Write out each entry, exactly the way it appears.

** start **

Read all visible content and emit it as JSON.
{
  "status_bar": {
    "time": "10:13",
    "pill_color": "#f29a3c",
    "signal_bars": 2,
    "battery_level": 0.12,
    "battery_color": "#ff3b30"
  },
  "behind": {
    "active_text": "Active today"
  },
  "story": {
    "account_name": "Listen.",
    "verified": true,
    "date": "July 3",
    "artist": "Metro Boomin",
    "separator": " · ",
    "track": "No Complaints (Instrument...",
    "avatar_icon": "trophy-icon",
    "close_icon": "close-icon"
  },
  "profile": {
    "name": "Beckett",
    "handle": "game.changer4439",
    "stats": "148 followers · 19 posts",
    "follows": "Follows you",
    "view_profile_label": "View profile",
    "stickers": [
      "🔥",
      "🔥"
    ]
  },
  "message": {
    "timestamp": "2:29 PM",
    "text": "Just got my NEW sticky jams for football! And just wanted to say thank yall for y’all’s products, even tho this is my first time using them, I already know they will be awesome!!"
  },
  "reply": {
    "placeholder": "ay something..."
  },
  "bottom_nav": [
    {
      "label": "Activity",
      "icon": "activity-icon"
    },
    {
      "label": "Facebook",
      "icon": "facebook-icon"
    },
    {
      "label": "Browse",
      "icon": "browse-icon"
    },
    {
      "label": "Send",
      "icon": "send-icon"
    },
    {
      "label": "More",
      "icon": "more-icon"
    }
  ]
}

** end **

**The response**
Read all visible content and emit it as JSON.
{
  "status_bar": {
    "time": "10:13",
    "pill_color": "#f29a3c",
    "signal_bars": 2,
    "battery_level": 0.12,
    "battery_color": "#ff3b30"
  },
  "behind": {
    "active_text": "Active today"
  },
  "story": {
    "account_name": "Listen.",
    "verified": true,
    "date": "July 3",
    "artist": "Metro Boomin",
    "separator": " · ",
    "track": "No Complaints (Instrument...",
    "avatar_icon": "trophy-icon",
    "close_icon": "close-icon"
  },
  "profile": {
    "name": "Beckett",
    "handle": "game.changer4439",
    "stats": "148 followers · 19 posts",
    "follows": "Follows you",
    "view_profile_label": "View profile",
    "stickers": [
      "🔥",
      "🔥"
    ]
  },
  "message": {
    "timestamp": "2:29 PM",
    "text": "Just got my NEW sticky jams for football! And just wanted to say thank yall for y’all’s products, even tho this is my first time using them, I already know they will be awesome!!"
  },
  "reply": {
    "placeholder": "ay something..."
  },
  "bottom_nav": [
    {
      "label": "Activity",
      "icon": "activity-icon"
    },
    {
      "label": "Facebook",
      "icon": "facebook-icon"
    },
    {
      "label": "Browse",
      "icon": "browse-icon"
    },
    {
      "label": "Send",
      "icon": "send-icon"
    },
    {
      "label": "More",
      "icon": "more-icon"
    }
  ]
}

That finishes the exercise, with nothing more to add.